> YOUR TASK
Locate the line that contains "Output the text content of this document.", then copy it and all later lines of the data below exactly, through the last one.

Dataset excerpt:
— Start —

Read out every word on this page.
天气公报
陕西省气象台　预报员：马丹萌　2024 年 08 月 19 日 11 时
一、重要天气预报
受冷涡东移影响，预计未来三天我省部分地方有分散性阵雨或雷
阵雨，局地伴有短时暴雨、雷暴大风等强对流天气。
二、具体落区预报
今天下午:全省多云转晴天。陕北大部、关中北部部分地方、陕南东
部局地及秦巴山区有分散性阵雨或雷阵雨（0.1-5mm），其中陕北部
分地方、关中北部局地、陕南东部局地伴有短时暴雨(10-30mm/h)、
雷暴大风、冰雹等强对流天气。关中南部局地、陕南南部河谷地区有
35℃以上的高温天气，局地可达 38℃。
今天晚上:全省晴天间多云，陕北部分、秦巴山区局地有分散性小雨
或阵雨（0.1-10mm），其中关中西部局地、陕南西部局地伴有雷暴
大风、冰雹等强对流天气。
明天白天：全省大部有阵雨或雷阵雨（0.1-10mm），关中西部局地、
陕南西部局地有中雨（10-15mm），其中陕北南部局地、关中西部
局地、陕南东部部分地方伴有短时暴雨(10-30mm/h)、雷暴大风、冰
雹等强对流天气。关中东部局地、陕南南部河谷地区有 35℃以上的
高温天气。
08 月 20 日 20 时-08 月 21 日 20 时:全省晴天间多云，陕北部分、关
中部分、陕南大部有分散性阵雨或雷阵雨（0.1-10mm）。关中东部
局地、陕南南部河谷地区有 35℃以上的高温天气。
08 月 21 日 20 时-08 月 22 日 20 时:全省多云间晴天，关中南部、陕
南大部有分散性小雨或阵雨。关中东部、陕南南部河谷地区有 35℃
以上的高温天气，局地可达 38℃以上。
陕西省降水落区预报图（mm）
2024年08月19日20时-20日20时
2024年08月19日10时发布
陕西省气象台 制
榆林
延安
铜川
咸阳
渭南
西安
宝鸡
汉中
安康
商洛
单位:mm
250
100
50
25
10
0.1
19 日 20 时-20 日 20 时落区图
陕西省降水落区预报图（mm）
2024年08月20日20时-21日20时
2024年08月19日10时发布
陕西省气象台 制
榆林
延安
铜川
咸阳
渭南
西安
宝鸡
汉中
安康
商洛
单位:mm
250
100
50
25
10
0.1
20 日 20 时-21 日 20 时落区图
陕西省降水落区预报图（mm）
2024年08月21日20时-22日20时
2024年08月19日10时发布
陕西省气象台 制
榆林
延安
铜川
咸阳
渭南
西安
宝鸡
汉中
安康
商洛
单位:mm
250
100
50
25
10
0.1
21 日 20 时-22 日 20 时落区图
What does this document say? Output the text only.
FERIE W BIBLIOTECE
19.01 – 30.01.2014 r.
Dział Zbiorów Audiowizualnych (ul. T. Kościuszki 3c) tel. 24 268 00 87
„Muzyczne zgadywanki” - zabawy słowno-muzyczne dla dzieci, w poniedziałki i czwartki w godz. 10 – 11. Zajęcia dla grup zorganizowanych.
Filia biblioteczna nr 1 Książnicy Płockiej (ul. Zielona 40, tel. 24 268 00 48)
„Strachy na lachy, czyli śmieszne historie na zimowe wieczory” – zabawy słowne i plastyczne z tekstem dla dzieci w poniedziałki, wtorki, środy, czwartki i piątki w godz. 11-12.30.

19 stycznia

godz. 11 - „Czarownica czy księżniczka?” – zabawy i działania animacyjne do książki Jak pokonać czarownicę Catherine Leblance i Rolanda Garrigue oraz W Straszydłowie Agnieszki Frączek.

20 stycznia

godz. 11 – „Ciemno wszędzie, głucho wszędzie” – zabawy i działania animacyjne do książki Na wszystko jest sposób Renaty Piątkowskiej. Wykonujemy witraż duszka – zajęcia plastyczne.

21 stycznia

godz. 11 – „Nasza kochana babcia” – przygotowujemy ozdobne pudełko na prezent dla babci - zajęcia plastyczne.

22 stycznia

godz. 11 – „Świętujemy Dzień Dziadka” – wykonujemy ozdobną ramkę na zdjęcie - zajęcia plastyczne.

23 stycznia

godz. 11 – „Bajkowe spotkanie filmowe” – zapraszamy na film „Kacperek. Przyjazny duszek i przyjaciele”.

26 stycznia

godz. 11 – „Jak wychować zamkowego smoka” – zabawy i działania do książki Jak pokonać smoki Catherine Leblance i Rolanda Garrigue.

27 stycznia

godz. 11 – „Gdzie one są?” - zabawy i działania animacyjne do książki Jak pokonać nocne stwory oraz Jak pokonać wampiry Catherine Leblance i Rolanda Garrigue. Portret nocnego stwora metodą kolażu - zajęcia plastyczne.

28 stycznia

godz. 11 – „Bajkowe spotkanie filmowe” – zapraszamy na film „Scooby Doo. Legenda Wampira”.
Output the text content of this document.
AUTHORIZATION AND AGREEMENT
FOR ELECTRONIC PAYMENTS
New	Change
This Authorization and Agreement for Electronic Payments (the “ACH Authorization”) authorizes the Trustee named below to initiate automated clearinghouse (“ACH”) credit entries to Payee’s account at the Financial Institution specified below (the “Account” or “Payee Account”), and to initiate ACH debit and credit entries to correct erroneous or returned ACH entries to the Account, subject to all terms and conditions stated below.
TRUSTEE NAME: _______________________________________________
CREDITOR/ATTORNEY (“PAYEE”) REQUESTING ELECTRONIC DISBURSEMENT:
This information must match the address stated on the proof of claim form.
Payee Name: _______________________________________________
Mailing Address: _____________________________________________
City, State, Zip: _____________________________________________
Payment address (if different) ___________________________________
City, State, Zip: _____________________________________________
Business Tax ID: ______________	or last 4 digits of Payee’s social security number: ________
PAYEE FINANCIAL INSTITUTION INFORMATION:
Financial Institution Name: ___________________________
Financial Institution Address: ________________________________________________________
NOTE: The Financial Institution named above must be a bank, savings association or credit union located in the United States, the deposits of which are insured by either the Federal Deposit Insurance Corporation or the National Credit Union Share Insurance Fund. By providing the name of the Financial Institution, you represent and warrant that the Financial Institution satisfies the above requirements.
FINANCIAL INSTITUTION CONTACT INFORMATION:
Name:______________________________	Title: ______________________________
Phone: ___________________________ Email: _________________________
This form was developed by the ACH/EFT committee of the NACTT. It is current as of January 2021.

— End —

> EXPECTED ANSWER
Output the text content of this document.
AUTHORIZATION AND AGREEMENT
FOR ELECTRONIC PAYMENTS
New	Change
This Authorization and Agreement for Electronic Payments (the “ACH Authorization”) authorizes the Trustee named below to initiate automated clearinghouse (“ACH”) credit entries to Payee’s account at the Financial Institution specified below (the “Account” or “Payee Account”), and to initiate ACH debit and credit entries to correct erroneous or returned ACH entries to the Account, subject to all terms and conditions stated below.
TRUSTEE NAME: _______________________________________________
CREDITOR/ATTORNEY (“PAYEE”) REQUESTING ELECTRONIC DISBURSEMENT:
This information must match the address stated on the proof of claim form.
Payee Name: _______________________________________________
Mailing Address: _____________________________________________
City, State, Zip: _____________________________________________
Payment address (if different) ___________________________________
City, State, Zip: _____________________________________________
Business Tax ID: ______________	or last 4 digits of Payee’s social security number: ________
PAYEE FINANCIAL INSTITUTION INFORMATION:
Financial Institution Name: ___________________________
Financial Institution Address: ________________________________________________________
NOTE: The Financial Institution named above must be a bank, savings association or credit union located in the United States, the deposits of which are insured by either the Federal Deposit Insurance Corporation or the National Credit Union Share Insurance Fund. By providing the name of the Financial Institution, you represent and warrant that the Financial Institution satisfies the above requirements.
FINANCIAL INSTITUTION CONTACT INFORMATION:
Name:______________________________	Title: ______________________________
Phone: ___________________________ Email: _________________________
This form was developed by the ACH/EFT committee of the NACTT. It is current as of January 2021.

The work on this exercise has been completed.